OBJECTIVE: Locate each line containing the string "учреждениям" and copy it out.

***** MATERIAL FOR THE TASK *****

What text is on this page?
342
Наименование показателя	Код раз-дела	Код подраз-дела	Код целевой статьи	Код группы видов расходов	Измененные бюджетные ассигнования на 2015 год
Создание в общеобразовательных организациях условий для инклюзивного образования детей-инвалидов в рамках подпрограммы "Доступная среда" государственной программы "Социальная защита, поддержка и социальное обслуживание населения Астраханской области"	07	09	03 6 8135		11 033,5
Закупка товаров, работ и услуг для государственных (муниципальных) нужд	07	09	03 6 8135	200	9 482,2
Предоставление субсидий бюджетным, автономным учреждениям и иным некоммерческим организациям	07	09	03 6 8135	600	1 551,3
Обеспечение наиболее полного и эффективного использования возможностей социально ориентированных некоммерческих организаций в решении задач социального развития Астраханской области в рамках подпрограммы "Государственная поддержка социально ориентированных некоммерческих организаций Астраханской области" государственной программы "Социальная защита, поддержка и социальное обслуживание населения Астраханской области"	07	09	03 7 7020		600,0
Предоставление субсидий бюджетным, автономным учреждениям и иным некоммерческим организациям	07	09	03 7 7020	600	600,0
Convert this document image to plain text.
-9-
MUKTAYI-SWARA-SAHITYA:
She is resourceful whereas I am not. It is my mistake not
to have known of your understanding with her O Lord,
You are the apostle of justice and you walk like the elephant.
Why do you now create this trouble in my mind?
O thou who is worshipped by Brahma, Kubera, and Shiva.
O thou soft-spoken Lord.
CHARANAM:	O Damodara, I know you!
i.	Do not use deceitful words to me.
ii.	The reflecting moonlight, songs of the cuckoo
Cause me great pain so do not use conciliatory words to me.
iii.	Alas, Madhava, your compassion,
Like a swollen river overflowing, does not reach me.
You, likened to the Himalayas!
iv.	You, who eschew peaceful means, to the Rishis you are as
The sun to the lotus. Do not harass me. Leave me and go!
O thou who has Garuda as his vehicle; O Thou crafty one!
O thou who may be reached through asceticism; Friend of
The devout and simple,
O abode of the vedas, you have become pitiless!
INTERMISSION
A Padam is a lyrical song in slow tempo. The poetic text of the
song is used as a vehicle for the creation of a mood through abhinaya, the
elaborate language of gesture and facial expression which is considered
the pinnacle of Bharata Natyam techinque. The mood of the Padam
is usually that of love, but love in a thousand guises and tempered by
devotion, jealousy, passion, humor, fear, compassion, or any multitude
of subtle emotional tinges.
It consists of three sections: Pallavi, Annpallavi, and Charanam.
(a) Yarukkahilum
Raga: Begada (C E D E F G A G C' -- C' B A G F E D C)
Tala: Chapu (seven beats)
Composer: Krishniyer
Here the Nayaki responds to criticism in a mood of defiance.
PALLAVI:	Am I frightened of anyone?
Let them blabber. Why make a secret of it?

*****

EXERCISE OUTPUT:
Предоставление субсидий бюджетным, автономным учреждениям и иным некоммерческим организациям	07	09	03 6 8135	600	1 551,3
Предоставление субсидий бюджетным, автономным учреждениям и иным некоммерческим организациям	07	09	03 7 7020	600	600,0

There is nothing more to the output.